EXERCISE DESCRIPTION:
Tally the lines that hold the word "Radiologist" and reply with that figure only.

::::::::::

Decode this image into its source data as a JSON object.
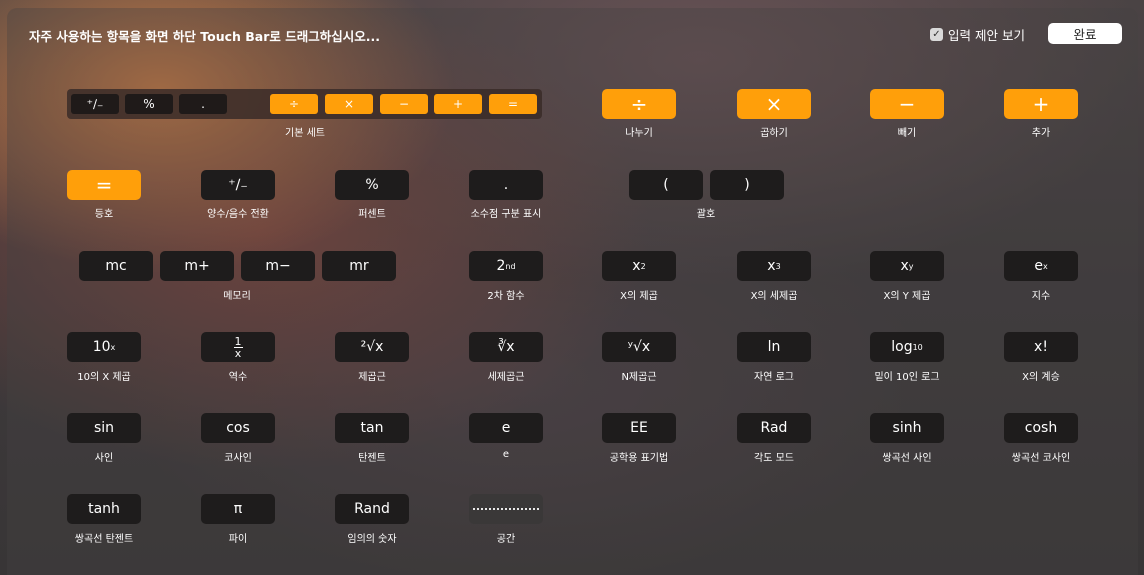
{
  "header": {
    "instruction": "자주 사용하는 항목을 화면 하단 Touch Bar로 드래그하십시오...",
    "show_typing_suggestions_label": "입력 제안 보기",
    "show_typing_suggestions_checked": true,
    "done_label": "완료"
  },
  "colors": {
    "accent_orange": "#ff9f0a",
    "key_dark": "#1e1c1c",
    "done_button": "#ffffff"
  },
  "basic_set": {
    "keys": [
      "⁺∕₋",
      "%",
      ".",
      "÷",
      "×",
      "−",
      "+",
      "="
    ],
    "label": "기본 세트"
  },
  "items": {
    "divide": {
      "key": "÷",
      "label": "나누기"
    },
    "multiply": {
      "key": "×",
      "label": "곱하기"
    },
    "subtract": {
      "key": "−",
      "label": "빼기"
    },
    "add": {
      "key": "+",
      "label": "추가"
    },
    "equals": {
      "key": "=",
      "label": "등호"
    },
    "negate": {
      "key": "⁺∕₋",
      "label": "양수/음수 전환"
    },
    "percent": {
      "key": "%",
      "label": "퍼센트"
    },
    "decimal": {
      "key": ".",
      "label": "소수점 구분 표시"
    },
    "open_paren": {
      "key": "("
    },
    "close_paren": {
      "key": ")"
    },
    "parens_label": "괄호",
    "mc": {
      "key": "mc"
    },
    "mplus": {
      "key": "m+"
    },
    "mminus": {
      "key": "m−"
    },
    "mr": {
      "key": "mr"
    },
    "memory_label": "메모리",
    "second": {
      "base": "2",
      "sup": "nd",
      "label": "2차 함수"
    },
    "x_squared": {
      "base": "x",
      "sup": "2",
      "label": "X의 제곱"
    },
    "x_cubed": {
      "base": "x",
      "sup": "3",
      "label": "X의 세제곱"
    },
    "x_to_y": {
      "base": "x",
      "sup": "y",
      "label": "X의 Y 제곱"
    },
    "e_to_x": {
      "base": "e",
      "sup": "x",
      "label": "지수"
    },
    "ten_to_x": {
      "base": "10",
      "sup": "x",
      "label": "10의 X 제곱"
    },
    "reciprocal": {
      "num": "1",
      "den": "x",
      "label": "역수"
    },
    "square_root": {
      "key": "²√x",
      "label": "제곱근"
    },
    "cube_root": {
      "key": "∛x",
      "label": "세제곱근"
    },
    "nth_root": {
      "key": "ʸ√x",
      "label": "N제곱근"
    },
    "ln": {
      "key": "ln",
      "label": "자연 로그"
    },
    "log10": {
      "base": "log",
      "sub": "10",
      "label": "밑이 10인 로그"
    },
    "factorial": {
      "key": "x!",
      "label": "X의 계승"
    },
    "sin": {
      "key": "sin",
      "label": "사인"
    },
    "cos": {
      "key": "cos",
      "label": "코사인"
    },
    "tan": {
      "key": "tan",
      "label": "탄젠트"
    },
    "e": {
      "key": "e",
      "label": "e"
    },
    "ee": {
      "key": "EE",
      "label": "공학용 표기법"
    },
    "rad": {
      "key": "Rad",
      "label": "각도 모드"
    },
    "sinh": {
      "key": "sinh",
      "label": "쌍곡선 사인"
    },
    "cosh": {
      "key": "cosh",
      "label": "쌍곡선 코사인"
    },
    "tanh": {
      "key": "tanh",
      "label": "쌍곡선 탄젠트"
    },
    "pi": {
      "key": "π",
      "label": "파이"
    },
    "rand": {
      "key": "Rand",
      "label": "임의의 숫자"
    },
    "space": {
      "label": "공간"
    }
  }
}
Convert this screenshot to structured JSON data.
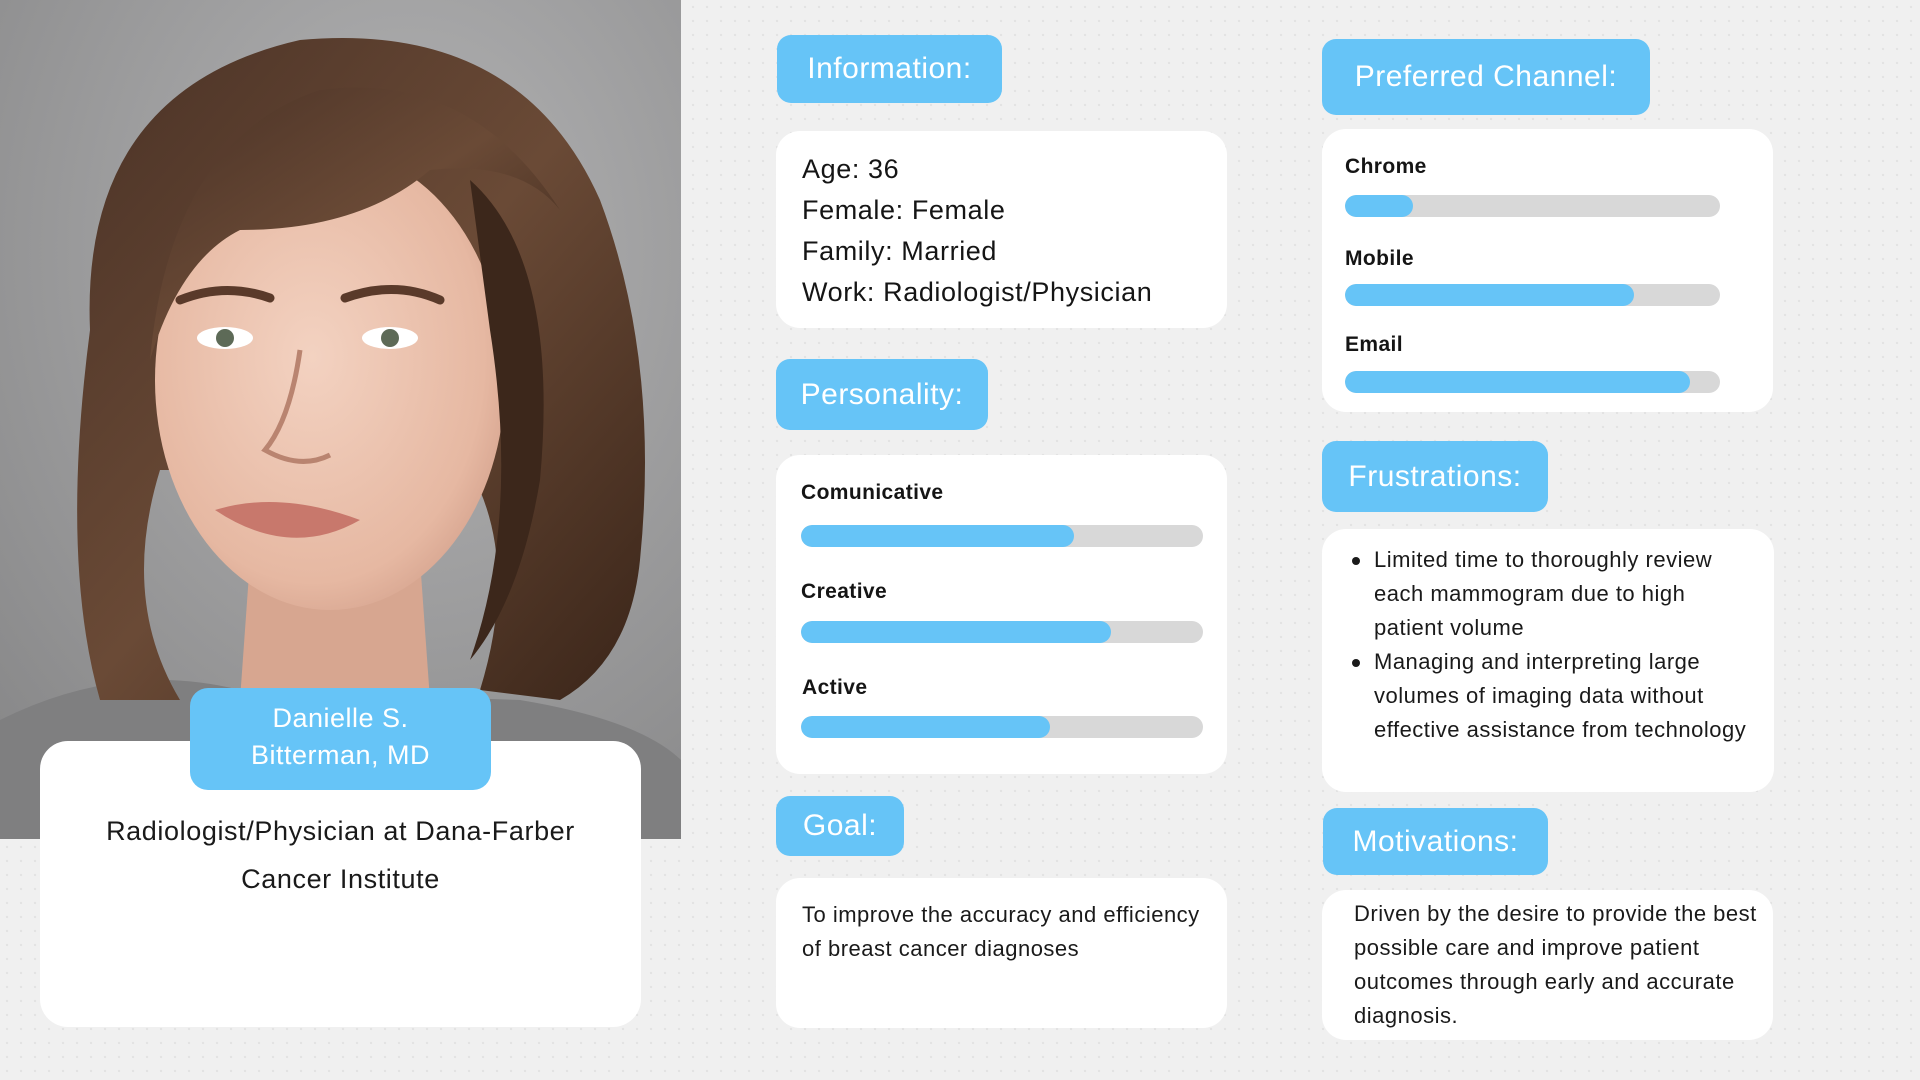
{
  "profile": {
    "name_line1": "Danielle S.",
    "name_line2": "Bitterman, MD",
    "description": "Radiologist/Physician at Dana-Farber Cancer Institute"
  },
  "information": {
    "title": "Information:",
    "lines": [
      "Age: 36",
      "Female: Female",
      "Family: Married",
      "Work: Radiologist/Physician"
    ]
  },
  "personality": {
    "title": "Personality:",
    "traits": [
      {
        "label": "Comunicative",
        "level": 0.68
      },
      {
        "label": "Creative",
        "level": 0.77
      },
      {
        "label": "Active",
        "level": 0.62
      }
    ]
  },
  "goal": {
    "title": "Goal:",
    "text": "To improve the accuracy and efficiency of breast cancer diagnoses"
  },
  "channels": {
    "title": "Preferred Channel:",
    "items": [
      {
        "label": "Chrome",
        "level": 0.18
      },
      {
        "label": "Mobile",
        "level": 0.77
      },
      {
        "label": "Email",
        "level": 0.92
      }
    ]
  },
  "frustrations": {
    "title": "Frustrations:",
    "items": [
      "Limited time to thoroughly review each mammogram due to high patient volume",
      "Managing and interpreting large volumes of imaging data without effective assistance from technology"
    ]
  },
  "motivations": {
    "title": "Motivations:",
    "text": "Driven by the desire to provide the best possible care and improve patient outcomes through early and accurate diagnosis."
  },
  "colors": {
    "accent": "#66c4f7",
    "track": "#d8d8d8",
    "card": "#ffffff"
  }
}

::::::::::

ANSWER BELOW:
2